→ Exercise directions
Take the data that follows and retype it word for word.

→ Input material
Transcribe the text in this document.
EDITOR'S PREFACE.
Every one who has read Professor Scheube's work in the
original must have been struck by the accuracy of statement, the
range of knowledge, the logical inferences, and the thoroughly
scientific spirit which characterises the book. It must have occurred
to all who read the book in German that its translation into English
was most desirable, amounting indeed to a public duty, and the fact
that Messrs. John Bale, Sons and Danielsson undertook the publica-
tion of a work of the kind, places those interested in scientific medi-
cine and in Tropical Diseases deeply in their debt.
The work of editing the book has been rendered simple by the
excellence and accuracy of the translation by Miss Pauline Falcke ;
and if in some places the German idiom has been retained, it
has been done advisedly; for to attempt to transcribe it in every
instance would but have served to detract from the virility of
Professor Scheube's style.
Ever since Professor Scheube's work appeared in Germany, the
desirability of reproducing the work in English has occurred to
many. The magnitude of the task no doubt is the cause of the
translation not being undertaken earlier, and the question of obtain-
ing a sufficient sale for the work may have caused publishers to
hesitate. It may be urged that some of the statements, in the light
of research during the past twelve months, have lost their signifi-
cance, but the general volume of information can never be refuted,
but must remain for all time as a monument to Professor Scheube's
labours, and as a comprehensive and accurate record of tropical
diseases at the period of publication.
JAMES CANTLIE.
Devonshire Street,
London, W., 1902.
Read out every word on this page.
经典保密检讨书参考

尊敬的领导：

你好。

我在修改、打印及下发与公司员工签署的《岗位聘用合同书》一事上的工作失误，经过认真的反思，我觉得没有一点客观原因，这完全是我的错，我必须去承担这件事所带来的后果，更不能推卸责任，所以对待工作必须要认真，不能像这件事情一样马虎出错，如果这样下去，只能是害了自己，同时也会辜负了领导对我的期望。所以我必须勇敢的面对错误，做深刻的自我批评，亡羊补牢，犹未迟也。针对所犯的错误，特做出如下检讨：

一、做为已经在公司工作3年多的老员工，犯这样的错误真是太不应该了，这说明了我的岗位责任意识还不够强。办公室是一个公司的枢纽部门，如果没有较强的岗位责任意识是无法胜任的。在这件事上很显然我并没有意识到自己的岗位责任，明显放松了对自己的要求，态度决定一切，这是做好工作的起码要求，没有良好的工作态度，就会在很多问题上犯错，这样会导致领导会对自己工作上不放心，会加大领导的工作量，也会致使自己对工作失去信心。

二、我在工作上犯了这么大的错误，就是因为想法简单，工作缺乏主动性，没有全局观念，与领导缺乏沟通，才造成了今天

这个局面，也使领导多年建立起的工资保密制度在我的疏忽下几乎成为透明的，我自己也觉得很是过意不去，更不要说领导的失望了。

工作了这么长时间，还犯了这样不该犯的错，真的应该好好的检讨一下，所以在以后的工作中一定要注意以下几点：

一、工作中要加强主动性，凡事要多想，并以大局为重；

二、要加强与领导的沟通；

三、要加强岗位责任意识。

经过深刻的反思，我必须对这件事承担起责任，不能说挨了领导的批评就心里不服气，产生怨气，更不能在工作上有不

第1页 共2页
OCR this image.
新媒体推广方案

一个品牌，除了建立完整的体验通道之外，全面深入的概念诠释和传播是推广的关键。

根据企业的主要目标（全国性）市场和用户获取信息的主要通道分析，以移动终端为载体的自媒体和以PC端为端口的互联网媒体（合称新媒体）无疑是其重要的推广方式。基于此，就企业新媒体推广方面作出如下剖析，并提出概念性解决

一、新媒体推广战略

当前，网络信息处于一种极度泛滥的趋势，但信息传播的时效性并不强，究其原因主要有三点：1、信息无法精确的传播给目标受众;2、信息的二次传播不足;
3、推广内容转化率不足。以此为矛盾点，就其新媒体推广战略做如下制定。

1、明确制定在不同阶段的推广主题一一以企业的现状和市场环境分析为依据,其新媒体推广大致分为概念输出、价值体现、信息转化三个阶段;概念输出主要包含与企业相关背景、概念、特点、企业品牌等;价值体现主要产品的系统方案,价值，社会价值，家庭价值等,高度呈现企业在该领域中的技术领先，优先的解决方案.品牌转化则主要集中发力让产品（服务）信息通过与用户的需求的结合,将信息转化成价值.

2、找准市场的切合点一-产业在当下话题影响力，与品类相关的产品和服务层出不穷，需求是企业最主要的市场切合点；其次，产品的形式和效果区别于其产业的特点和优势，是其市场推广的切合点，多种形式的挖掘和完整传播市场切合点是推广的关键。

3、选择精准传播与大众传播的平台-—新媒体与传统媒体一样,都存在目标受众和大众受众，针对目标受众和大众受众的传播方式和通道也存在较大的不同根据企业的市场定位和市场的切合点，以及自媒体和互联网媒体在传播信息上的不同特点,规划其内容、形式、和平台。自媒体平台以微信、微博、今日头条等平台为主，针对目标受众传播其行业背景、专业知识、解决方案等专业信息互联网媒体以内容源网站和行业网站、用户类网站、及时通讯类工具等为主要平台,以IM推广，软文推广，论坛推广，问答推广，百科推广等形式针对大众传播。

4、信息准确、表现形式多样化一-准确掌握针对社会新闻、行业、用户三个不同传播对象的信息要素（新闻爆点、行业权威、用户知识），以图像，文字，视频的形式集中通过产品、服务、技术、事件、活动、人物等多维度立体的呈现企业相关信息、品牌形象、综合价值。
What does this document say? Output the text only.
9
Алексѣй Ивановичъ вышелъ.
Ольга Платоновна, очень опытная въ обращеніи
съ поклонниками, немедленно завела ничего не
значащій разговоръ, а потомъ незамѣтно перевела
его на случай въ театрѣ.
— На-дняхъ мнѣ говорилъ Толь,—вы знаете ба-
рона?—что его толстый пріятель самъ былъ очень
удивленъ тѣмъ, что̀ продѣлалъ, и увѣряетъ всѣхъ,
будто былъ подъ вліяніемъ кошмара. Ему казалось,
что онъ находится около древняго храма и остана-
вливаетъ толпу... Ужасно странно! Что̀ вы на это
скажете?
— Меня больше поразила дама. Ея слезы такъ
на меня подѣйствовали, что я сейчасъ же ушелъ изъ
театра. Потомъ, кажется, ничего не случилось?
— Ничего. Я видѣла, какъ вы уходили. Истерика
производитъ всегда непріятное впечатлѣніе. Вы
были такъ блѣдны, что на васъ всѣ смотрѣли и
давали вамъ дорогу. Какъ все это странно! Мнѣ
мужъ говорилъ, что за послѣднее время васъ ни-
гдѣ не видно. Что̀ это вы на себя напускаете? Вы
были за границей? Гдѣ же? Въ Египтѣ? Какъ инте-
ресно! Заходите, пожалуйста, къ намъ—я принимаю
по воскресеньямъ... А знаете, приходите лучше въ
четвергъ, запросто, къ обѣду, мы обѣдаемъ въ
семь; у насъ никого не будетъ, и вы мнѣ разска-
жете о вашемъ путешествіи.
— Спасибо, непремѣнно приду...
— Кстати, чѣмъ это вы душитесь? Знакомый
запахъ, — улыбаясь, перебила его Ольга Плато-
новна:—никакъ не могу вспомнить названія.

→ Task response
Transcribe the text in this document.
EDITOR'S PREFACE.
Every one who has read Professor Scheube's work in the
original must have been struck by the accuracy of statement, the
range of knowledge, the logical inferences, and the thoroughly
scientific spirit which characterises the book. It must have occurred
to all who read the book in German that its translation into English
was most desirable, amounting indeed to a public duty, and the fact
that Messrs. John Bale, Sons and Danielsson undertook the publica-
tion of a work of the kind, places those interested in scientific medi-
cine and in Tropical Diseases deeply in their debt.
The work of editing the book has been rendered simple by the
excellence and accuracy of the translation by Miss Pauline Falcke ;
and if in some places the German idiom has been retained, it
has been done advisedly; for to attempt to transcribe it in every
instance would but have served to detract from the virility of
Professor Scheube's style.
Ever since Professor Scheube's work appeared in Germany, the
desirability of reproducing the work in English has occurred to
many. The magnitude of the task no doubt is the cause of the
translation not being undertaken earlier, and the question of obtain-
ing a sufficient sale for the work may have caused publishers to
hesitate. It may be urged that some of the statements, in the light
of research during the past twelve months, have lost their signifi-
cance, but the general volume of information can never be refuted,
but must remain for all time as a monument to Professor Scheube's
labours, and as a comprehensive and accurate record of tropical
diseases at the period of publication.
JAMES CANTLIE.
Devonshire Street,
London, W., 1902.
Read out every word on this page.
经典保密检讨书参考

尊敬的领导：

你好。

我在修改、打印及下发与公司员工签署的《岗位聘用合同书》一事上的工作失误，经过认真的反思，我觉得没有一点客观原因，这完全是我的错，我必须去承担这件事所带来的后果，更不能推卸责任，所以对待工作必须要认真，不能像这件事情一样马虎出错，如果这样下去，只能是害了自己，同时也会辜负了领导对我的期望。所以我必须勇敢的面对错误，做深刻的自我批评，亡羊补牢，犹未迟也。针对所犯的错误，特做出如下检讨：

一、做为已经在公司工作3年多的老员工，犯这样的错误真是太不应该了，这说明了我的岗位责任意识还不够强。办公室是一个公司的枢纽部门，如果没有较强的岗位责任意识是无法胜任的。在这件事上很显然我并没有意识到自己的岗位责任，明显放松了对自己的要求，态度决定一切，这是做好工作的起码要求，没有良好的工作态度，就会在很多问题上犯错，这样会导致领导会对自己工作上不放心，会加大领导的工作量，也会致使自己对工作失去信心。

二、我在工作上犯了这么大的错误，就是因为想法简单，工作缺乏主动性，没有全局观念，与领导缺乏沟通，才造成了今天

这个局面，也使领导多年建立起的工资保密制度在我的疏忽下几乎成为透明的，我自己也觉得很是过意不去，更不要说领导的失望了。

工作了这么长时间，还犯了这样不该犯的错，真的应该好好的检讨一下，所以在以后的工作中一定要注意以下几点：

一、工作中要加强主动性，凡事要多想，并以大局为重；

二、要加强与领导的沟通；

三、要加强岗位责任意识。

经过深刻的反思，我必须对这件事承担起责任，不能说挨了领导的批评就心里不服气，产生怨气，更不能在工作上有不

第1页 共2页
OCR this image.
新媒体推广方案

一个品牌，除了建立完整的体验通道之外，全面深入的概念诠释和传播是推广的关键。

根据企业的主要目标（全国性）市场和用户获取信息的主要通道分析，以移动终端为载体的自媒体和以PC端为端口的互联网媒体（合称新媒体）无疑是其重要的推广方式。基于此，就企业新媒体推广方面作出如下剖析，并提出概念性解决

一、新媒体推广战略

当前，网络信息处于一种极度泛滥的趋势，但信息传播的时效性并不强，究其原因主要有三点：1、信息无法精确的传播给目标受众;2、信息的二次传播不足;
3、推广内容转化率不足。以此为矛盾点，就其新媒体推广战略做如下制定。

1、明确制定在不同阶段的推广主题一一以企业的现状和市场环境分析为依据,其新媒体推广大致分为概念输出、价值体现、信息转化三个阶段;概念输出主要包含与企业相关背景、概念、特点、企业品牌等;价值体现主要产品的系统方案,价值，社会价值，家庭价值等,高度呈现企业在该领域中的技术领先，优先的解决方案.品牌转化则主要集中发力让产品（服务）信息通过与用户的需求的结合,将信息转化成价值.

2、找准市场的切合点一-产业在当下话题影响力，与品类相关的产品和服务层出不穷，需求是企业最主要的市场切合点；其次，产品的形式和效果区别于其产业的特点和优势，是其市场推广的切合点，多种形式的挖掘和完整传播市场切合点是推广的关键。

3、选择精准传播与大众传播的平台-—新媒体与传统媒体一样,都存在目标受众和大众受众，针对目标受众和大众受众的传播方式和通道也存在较大的不同根据企业的市场定位和市场的切合点，以及自媒体和互联网媒体在传播信息上的不同特点,规划其内容、形式、和平台。自媒体平台以微信、微博、今日头条等平台为主，针对目标受众传播其行业背景、专业知识、解决方案等专业信息互联网媒体以内容源网站和行业网站、用户类网站、及时通讯类工具等为主要平台,以IM推广，软文推广，论坛推广，问答推广，百科推广等形式针对大众传播。

4、信息准确、表现形式多样化一-准确掌握针对社会新闻、行业、用户三个不同传播对象的信息要素（新闻爆点、行业权威、用户知识），以图像，文字，视频的形式集中通过产品、服务、技术、事件、活动、人物等多维度立体的呈现企业相关信息、品牌形象、综合价值。
What does this document say? Output the text only.
9
Алексѣй Ивановичъ вышелъ.
Ольга Платоновна, очень опытная въ обращеніи
съ поклонниками, немедленно завела ничего не
значащій разговоръ, а потомъ незамѣтно перевела
его на случай въ театрѣ.
— На-дняхъ мнѣ говорилъ Толь,—вы знаете ба-
рона?—что его толстый пріятель самъ былъ очень
удивленъ тѣмъ, что̀ продѣлалъ, и увѣряетъ всѣхъ,
будто былъ подъ вліяніемъ кошмара. Ему казалось,
что онъ находится около древняго храма и остана-
вливаетъ толпу... Ужасно странно! Что̀ вы на это
скажете?
— Меня больше поразила дама. Ея слезы такъ
на меня подѣйствовали, что я сейчасъ же ушелъ изъ
театра. Потомъ, кажется, ничего не случилось?
— Ничего. Я видѣла, какъ вы уходили. Истерика
производитъ всегда непріятное впечатлѣніе. Вы
были такъ блѣдны, что на васъ всѣ смотрѣли и
давали вамъ дорогу. Какъ все это странно! Мнѣ
мужъ говорилъ, что за послѣднее время васъ ни-
гдѣ не видно. Что̀ это вы на себя напускаете? Вы
были за границей? Гдѣ же? Въ Египтѣ? Какъ инте-
ресно! Заходите, пожалуйста, къ намъ—я принимаю
по воскресеньямъ... А знаете, приходите лучше въ
четвергъ, запросто, къ обѣду, мы обѣдаемъ въ
семь; у насъ никого не будетъ, и вы мнѣ разска-
жете о вашемъ путешествіи.
— Спасибо, непремѣнно приду...
— Кстати, чѣмъ это вы душитесь? Знакомый
запахъ, — улыбаясь, перебила его Ольга Плато-
новна:—никакъ не могу вспомнить названія.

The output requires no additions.